WHAT IS REQUIRED
Gather all lines in the entries below that include the word "équipements".

━━━━

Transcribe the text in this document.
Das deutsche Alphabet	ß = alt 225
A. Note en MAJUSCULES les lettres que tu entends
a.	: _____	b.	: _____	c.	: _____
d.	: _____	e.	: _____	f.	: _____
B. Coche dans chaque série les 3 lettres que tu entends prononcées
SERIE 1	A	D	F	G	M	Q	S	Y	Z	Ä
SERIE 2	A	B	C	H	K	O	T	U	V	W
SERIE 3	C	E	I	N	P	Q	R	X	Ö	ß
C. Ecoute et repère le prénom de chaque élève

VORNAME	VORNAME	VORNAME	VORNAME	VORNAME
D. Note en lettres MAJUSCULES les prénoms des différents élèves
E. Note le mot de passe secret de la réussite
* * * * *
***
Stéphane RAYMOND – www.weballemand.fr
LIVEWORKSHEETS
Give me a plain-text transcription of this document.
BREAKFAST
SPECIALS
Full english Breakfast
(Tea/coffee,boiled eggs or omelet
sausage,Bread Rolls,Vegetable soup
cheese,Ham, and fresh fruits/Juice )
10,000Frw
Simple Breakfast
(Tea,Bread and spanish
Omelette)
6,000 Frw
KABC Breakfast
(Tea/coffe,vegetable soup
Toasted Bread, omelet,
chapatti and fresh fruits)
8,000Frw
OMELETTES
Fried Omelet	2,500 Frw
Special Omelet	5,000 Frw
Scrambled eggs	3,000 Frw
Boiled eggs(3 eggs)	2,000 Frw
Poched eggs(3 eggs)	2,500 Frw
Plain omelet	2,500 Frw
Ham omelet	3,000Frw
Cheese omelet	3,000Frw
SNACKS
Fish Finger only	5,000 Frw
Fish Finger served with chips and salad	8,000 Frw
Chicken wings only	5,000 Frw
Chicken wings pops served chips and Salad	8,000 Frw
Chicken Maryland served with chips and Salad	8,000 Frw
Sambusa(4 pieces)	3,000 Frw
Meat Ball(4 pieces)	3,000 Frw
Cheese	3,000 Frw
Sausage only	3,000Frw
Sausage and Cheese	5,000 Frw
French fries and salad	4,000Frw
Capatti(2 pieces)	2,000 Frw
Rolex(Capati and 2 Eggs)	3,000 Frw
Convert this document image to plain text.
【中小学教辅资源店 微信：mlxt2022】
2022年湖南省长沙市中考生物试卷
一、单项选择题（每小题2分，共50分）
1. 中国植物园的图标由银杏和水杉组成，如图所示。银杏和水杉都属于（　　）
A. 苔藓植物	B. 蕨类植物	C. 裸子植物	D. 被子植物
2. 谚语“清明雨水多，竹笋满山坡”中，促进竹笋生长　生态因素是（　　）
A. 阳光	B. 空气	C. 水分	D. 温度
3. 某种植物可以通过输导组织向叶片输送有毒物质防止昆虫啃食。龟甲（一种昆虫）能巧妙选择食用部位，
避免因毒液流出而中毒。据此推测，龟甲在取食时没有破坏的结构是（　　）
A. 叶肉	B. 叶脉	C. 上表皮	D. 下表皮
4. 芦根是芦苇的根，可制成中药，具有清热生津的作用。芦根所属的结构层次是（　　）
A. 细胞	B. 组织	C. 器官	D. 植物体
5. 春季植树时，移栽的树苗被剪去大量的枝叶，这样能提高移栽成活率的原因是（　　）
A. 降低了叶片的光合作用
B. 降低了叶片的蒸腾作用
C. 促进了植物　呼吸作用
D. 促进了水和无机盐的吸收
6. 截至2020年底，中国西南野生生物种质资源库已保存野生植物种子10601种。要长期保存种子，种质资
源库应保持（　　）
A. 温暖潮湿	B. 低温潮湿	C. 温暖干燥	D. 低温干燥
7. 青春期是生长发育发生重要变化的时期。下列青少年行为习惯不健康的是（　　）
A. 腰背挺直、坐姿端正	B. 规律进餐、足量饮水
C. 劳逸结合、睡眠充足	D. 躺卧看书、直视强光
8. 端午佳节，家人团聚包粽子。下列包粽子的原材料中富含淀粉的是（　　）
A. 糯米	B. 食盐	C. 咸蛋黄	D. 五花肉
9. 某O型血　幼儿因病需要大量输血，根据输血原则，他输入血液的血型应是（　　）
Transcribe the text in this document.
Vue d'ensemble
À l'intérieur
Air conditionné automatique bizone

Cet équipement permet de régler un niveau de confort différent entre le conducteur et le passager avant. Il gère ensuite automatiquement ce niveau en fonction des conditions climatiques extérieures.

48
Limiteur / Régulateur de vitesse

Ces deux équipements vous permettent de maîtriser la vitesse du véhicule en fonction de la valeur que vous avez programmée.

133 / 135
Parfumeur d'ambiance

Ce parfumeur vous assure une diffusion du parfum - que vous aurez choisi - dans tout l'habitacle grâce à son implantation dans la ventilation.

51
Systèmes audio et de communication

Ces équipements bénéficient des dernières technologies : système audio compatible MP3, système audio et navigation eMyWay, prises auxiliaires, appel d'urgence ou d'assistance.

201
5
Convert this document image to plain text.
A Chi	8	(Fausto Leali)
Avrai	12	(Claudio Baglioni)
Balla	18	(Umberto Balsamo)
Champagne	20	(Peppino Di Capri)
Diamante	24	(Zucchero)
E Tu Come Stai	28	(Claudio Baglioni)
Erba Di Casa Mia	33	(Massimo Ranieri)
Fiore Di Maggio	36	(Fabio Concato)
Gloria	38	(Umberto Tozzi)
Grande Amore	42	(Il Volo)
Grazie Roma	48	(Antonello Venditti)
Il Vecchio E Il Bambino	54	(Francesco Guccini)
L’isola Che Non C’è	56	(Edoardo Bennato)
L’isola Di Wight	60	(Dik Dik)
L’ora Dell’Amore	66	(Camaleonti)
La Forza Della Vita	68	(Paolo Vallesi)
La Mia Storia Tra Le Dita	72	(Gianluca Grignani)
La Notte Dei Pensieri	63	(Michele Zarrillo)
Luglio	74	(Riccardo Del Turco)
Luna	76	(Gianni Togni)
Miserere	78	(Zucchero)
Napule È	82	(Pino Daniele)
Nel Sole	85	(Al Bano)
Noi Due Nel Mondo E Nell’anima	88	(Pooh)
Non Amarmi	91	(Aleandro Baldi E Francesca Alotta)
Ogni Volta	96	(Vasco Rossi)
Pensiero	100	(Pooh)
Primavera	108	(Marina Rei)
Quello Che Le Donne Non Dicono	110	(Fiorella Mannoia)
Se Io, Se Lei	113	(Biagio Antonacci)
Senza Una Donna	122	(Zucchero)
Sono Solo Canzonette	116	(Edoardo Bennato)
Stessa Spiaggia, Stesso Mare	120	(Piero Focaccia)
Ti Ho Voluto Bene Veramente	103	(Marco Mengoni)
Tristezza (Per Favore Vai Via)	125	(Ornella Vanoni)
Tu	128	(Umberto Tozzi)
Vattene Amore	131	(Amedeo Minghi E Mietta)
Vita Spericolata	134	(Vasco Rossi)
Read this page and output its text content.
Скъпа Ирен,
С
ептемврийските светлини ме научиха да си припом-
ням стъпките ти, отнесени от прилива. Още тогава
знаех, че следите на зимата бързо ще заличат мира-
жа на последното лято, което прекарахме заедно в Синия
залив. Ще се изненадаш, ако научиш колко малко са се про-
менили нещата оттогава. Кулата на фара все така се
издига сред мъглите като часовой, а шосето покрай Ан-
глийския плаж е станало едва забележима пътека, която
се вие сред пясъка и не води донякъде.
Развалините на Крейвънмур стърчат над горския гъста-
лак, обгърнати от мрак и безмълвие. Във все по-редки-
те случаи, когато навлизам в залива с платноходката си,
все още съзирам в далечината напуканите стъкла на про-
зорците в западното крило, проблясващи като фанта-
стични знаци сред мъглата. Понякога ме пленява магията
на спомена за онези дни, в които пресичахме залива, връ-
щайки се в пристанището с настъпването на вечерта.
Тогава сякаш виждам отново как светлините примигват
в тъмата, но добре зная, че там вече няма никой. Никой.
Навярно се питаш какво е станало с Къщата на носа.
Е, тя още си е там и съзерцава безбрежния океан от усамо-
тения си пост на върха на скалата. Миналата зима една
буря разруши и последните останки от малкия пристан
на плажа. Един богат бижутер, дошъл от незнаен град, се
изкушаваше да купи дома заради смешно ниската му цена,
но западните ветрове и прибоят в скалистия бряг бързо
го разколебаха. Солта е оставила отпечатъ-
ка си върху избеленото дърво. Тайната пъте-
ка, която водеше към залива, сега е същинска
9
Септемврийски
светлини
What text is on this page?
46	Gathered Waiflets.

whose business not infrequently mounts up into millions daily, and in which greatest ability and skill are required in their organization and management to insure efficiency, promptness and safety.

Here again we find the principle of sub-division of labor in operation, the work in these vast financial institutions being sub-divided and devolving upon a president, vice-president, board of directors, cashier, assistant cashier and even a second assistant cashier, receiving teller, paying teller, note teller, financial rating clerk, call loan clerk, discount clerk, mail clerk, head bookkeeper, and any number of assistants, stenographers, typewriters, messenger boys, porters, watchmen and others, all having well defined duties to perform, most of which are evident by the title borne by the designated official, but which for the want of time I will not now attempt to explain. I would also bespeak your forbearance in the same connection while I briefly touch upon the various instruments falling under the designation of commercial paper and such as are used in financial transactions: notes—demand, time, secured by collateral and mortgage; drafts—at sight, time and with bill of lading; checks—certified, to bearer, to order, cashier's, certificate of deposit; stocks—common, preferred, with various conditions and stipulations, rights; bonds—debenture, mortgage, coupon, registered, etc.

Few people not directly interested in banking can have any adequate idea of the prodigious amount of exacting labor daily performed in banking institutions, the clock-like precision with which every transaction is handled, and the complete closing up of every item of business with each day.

━━━━

EXERCISE RESULT
Ces deux équipements vous permettent de maîtriser la vitesse du véhicule en fonction de la valeur que vous avez programmée.
Ces équipements bénéficient des dernières technologies : système audio compatible MP3, système audio et navigation eMyWay, prises auxiliaires, appel d'urgence ou d'assistance.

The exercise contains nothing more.